▸ **RECORDS SUPPLIED**:
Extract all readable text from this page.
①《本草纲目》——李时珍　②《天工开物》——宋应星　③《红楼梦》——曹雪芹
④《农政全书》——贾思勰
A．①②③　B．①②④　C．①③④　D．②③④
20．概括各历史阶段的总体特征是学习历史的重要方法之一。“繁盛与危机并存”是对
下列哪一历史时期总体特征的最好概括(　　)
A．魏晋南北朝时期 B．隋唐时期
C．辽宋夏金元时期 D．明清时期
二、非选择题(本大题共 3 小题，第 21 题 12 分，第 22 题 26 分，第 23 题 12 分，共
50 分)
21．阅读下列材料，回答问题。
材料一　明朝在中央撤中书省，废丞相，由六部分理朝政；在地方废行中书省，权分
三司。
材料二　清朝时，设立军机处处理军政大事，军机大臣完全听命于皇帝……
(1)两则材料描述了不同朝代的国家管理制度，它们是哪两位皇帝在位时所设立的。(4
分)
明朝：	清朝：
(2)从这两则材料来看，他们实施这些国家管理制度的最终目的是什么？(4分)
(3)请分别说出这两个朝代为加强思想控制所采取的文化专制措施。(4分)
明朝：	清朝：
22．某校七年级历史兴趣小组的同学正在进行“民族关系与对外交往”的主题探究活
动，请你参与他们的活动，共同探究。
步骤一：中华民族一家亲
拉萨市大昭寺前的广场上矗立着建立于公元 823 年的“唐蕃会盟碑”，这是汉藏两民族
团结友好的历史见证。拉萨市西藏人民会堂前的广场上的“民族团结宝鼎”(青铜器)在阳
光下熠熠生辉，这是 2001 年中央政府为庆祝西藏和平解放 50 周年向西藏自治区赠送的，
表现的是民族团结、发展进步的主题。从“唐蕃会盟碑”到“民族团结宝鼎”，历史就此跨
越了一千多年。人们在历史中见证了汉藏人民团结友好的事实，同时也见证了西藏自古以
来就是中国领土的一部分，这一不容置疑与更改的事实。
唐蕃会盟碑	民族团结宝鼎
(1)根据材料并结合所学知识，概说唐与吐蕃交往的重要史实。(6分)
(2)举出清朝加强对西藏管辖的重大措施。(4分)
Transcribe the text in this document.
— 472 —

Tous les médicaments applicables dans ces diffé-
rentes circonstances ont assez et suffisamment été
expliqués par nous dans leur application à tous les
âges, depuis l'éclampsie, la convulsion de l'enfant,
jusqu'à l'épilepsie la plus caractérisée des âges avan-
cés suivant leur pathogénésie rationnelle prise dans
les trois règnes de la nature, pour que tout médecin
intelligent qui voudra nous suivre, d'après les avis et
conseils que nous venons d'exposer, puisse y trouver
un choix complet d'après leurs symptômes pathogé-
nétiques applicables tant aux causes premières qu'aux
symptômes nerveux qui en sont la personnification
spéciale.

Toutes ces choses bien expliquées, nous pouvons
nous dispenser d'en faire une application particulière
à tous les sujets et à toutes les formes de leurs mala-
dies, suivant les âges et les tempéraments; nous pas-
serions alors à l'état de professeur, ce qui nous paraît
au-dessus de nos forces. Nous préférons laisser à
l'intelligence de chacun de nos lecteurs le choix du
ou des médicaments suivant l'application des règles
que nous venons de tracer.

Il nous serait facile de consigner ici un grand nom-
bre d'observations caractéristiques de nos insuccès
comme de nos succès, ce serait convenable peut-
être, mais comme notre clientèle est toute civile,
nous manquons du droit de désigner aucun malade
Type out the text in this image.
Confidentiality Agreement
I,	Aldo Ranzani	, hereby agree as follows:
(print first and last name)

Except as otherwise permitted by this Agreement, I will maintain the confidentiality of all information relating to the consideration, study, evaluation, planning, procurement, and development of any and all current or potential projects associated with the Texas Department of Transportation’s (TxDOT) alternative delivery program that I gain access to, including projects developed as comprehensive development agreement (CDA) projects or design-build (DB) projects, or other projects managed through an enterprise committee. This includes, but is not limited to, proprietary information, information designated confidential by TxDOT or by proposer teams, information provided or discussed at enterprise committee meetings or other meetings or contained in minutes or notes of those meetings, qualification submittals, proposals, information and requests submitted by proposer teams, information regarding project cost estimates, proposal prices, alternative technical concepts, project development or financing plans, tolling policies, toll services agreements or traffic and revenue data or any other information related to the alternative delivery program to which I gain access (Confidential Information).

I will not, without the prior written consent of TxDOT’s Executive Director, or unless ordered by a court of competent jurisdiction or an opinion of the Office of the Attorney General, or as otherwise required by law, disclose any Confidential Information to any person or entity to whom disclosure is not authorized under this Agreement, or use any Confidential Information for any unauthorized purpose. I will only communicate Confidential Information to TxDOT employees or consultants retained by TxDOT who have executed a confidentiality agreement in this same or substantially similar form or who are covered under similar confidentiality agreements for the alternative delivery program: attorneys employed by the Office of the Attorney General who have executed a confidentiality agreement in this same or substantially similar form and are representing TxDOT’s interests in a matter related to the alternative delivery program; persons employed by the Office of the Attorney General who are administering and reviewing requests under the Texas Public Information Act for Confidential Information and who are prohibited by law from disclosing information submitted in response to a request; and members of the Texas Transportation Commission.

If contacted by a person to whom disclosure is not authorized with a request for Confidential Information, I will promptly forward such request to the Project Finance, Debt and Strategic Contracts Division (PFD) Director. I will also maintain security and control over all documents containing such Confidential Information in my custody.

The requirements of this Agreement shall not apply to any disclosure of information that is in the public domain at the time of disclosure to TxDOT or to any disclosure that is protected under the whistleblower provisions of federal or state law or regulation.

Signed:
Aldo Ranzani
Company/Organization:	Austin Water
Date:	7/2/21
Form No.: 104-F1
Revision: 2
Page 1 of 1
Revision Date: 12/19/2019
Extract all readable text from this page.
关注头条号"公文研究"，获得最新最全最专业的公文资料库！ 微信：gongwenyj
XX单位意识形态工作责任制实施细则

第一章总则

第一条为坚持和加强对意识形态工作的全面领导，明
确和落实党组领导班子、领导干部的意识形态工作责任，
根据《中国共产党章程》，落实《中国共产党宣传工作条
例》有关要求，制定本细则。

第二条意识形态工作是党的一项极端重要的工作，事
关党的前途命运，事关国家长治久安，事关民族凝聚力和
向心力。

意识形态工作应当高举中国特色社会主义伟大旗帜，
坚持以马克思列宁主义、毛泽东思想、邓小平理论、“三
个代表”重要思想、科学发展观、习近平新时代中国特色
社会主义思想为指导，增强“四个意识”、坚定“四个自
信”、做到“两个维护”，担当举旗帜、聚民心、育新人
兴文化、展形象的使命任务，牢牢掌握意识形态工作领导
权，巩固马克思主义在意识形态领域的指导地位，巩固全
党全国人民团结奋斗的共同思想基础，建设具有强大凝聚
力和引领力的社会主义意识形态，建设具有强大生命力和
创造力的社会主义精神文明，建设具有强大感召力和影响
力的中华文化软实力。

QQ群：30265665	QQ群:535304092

▸ **TASK DIRECTIONS**:
Look over the listing. Pull out every line with the string "âges" in it.

▸ **PROBLEM SOLUTION**:
âges, depuis l'éclampsie, la convulsion de l'enfant,
jusqu'à l'épilepsie la plus caractérisée des âges avan-
dies, suivant les âges et les tempéraments; nous pas-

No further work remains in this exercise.